### TASK:
Select from the data all lines with the word "start".

*** RECORDS FOR THE TASK ***

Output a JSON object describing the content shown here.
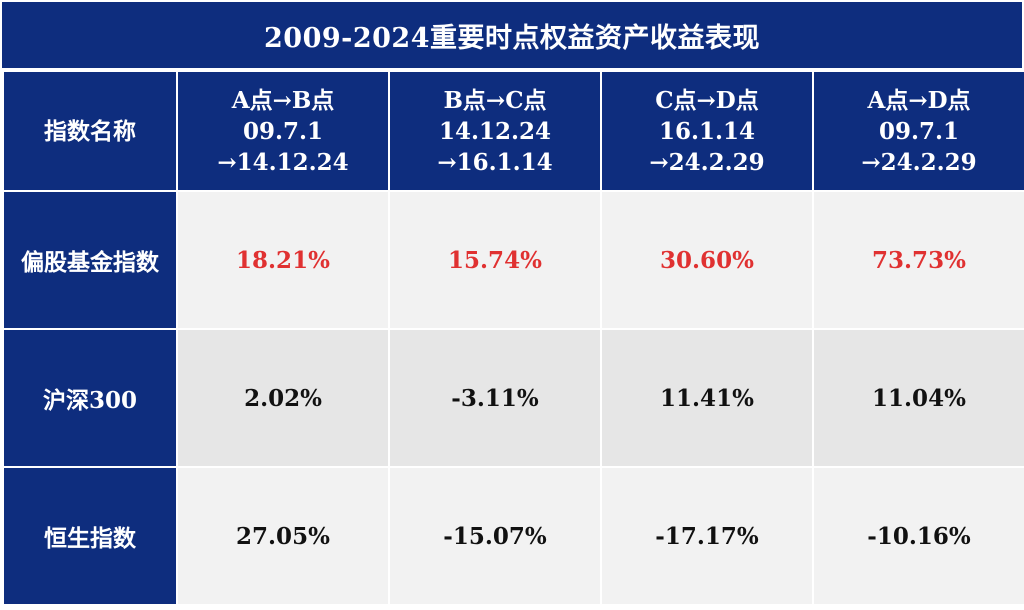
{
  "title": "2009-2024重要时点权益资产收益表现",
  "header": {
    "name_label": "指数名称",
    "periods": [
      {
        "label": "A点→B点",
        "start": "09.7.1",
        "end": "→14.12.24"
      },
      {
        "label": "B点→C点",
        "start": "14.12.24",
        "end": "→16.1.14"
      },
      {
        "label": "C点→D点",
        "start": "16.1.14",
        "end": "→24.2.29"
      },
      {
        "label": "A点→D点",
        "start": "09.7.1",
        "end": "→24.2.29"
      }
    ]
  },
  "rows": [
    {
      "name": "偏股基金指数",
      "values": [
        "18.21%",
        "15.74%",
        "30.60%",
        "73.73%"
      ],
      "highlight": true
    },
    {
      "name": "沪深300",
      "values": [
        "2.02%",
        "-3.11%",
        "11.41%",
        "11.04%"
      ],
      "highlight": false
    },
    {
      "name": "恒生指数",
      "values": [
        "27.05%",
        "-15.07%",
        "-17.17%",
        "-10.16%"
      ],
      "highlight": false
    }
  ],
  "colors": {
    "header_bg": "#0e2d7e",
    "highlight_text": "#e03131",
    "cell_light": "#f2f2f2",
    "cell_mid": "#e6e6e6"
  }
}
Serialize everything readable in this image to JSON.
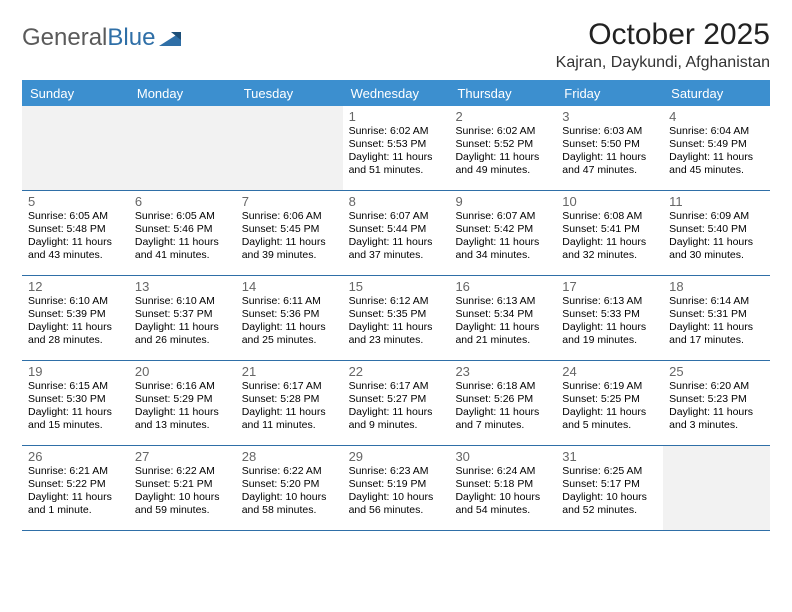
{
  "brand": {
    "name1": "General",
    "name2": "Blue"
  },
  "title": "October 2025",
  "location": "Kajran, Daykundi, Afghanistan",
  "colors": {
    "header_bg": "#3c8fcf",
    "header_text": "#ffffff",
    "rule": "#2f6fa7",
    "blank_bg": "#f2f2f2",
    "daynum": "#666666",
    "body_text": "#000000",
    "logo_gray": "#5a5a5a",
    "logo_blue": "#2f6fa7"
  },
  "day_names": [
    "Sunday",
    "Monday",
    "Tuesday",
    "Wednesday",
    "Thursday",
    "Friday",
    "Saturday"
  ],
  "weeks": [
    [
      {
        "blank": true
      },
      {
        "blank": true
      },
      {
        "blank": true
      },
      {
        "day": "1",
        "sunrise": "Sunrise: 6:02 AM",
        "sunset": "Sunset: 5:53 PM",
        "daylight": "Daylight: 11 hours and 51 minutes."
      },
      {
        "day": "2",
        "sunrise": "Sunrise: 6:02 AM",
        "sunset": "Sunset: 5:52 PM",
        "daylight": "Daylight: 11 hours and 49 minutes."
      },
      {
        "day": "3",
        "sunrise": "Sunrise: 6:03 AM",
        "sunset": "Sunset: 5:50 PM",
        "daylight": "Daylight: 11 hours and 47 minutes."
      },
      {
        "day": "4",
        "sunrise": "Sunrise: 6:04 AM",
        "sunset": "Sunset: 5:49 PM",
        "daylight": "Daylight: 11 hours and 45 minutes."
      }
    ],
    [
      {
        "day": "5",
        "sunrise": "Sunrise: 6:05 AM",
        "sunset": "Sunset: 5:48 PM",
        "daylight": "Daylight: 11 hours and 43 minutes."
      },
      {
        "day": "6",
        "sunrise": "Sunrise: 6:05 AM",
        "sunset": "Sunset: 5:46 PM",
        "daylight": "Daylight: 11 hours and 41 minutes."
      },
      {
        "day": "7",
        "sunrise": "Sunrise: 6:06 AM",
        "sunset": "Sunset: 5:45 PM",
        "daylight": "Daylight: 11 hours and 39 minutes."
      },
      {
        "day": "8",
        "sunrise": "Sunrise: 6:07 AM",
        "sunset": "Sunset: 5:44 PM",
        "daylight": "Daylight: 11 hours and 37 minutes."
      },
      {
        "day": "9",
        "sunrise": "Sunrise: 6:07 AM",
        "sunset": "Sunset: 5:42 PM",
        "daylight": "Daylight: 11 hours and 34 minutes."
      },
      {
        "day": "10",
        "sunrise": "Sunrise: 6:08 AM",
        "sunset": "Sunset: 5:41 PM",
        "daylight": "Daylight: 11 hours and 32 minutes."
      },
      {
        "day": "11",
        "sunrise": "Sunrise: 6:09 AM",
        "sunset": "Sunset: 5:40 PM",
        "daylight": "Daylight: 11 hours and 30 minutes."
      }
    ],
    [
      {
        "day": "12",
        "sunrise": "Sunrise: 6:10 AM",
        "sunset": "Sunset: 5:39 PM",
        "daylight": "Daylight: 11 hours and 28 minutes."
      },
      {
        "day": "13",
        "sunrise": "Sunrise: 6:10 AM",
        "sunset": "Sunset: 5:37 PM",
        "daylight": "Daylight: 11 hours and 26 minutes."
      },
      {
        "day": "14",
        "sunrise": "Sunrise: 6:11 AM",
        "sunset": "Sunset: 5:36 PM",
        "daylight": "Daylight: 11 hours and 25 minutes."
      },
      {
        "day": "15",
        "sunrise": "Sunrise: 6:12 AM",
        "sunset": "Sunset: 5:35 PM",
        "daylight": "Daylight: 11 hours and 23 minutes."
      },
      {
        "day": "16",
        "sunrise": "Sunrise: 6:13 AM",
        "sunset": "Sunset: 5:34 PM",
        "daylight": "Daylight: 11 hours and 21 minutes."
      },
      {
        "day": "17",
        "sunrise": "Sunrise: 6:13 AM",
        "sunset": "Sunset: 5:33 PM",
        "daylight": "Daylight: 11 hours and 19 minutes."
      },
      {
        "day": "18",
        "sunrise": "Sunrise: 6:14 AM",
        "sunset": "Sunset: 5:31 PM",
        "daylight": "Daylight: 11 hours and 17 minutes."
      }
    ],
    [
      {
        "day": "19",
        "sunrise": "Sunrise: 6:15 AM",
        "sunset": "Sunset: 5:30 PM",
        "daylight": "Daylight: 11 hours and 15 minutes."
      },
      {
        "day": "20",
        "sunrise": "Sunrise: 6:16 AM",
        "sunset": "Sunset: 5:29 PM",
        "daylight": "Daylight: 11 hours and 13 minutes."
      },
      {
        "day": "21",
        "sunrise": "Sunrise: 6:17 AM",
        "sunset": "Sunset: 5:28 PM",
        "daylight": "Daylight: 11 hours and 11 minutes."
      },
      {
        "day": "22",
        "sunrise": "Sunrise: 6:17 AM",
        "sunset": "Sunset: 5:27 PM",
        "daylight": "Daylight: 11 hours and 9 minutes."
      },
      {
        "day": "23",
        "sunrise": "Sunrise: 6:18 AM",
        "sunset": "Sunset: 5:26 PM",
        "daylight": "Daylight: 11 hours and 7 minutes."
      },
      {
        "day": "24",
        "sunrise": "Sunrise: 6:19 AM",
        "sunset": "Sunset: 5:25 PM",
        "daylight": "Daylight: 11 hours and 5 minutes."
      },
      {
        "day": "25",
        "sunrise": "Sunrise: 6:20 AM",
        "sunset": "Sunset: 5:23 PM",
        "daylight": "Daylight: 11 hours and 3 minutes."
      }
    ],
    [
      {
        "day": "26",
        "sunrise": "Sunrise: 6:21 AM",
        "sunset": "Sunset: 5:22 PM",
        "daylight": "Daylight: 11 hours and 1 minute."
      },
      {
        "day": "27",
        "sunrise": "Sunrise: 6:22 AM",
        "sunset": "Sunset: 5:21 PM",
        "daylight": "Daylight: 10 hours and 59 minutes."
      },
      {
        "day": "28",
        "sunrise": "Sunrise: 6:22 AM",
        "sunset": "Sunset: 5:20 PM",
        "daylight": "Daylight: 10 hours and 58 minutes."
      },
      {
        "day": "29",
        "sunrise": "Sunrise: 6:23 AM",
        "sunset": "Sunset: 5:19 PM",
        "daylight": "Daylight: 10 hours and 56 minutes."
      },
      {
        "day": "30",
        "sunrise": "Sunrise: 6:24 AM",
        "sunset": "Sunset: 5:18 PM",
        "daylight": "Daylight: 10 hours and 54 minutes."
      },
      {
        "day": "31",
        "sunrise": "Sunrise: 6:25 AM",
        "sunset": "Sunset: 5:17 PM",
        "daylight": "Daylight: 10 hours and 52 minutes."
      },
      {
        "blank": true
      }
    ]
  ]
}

***

### EXERCISE SOLUTION:
        "start": "09.7.1",
        "start": "14.12.24",
        "start": "16.1.14",
        "start": "09.7.1",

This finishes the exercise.